┌─ RECORDS SHOWN

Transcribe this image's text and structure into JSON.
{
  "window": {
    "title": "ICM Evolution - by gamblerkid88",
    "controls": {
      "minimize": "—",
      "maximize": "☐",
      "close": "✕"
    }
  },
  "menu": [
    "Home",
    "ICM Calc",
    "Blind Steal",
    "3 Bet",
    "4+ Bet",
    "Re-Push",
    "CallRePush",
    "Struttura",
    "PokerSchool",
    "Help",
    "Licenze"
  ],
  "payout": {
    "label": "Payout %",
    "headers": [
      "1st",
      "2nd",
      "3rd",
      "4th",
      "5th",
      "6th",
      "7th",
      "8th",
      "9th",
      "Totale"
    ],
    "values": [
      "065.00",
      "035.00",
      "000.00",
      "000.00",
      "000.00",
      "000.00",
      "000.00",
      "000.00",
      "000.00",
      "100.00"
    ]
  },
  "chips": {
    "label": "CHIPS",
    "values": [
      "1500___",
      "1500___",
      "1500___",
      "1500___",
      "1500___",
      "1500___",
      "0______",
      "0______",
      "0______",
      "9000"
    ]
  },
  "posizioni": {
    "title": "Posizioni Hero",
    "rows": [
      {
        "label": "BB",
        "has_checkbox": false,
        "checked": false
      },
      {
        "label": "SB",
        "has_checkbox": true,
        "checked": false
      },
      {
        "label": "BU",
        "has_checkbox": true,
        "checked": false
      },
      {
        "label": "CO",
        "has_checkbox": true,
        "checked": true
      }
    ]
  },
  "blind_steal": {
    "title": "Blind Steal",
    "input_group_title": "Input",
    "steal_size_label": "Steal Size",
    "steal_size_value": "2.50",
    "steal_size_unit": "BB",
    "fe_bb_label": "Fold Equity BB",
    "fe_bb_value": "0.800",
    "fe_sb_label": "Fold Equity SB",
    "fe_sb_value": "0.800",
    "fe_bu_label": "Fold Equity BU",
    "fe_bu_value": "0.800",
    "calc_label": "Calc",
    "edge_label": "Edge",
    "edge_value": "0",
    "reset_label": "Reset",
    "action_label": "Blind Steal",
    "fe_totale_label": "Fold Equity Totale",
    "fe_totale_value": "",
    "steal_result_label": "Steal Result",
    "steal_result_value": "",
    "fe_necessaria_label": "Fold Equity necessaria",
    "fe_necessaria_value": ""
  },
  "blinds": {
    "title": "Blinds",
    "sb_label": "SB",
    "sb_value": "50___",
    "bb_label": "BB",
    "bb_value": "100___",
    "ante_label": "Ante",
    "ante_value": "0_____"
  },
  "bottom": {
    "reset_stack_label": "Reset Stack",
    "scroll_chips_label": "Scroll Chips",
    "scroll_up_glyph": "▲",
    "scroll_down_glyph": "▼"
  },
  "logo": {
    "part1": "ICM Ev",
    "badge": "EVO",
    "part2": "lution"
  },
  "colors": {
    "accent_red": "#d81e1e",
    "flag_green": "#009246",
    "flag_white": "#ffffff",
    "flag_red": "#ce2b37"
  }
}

└─

GIVEN EXERCISE: Scan the material above. Extract every line in which the word "Fold" occurs.

SOLUTION:
    "fe_bb_label": "Fold Equity BB",
    "fe_sb_label": "Fold Equity SB",
    "fe_bu_label": "Fold Equity BU",
    "fe_totale_label": "Fold Equity Totale",
    "fe_necessaria_label": "Fold Equity necessaria",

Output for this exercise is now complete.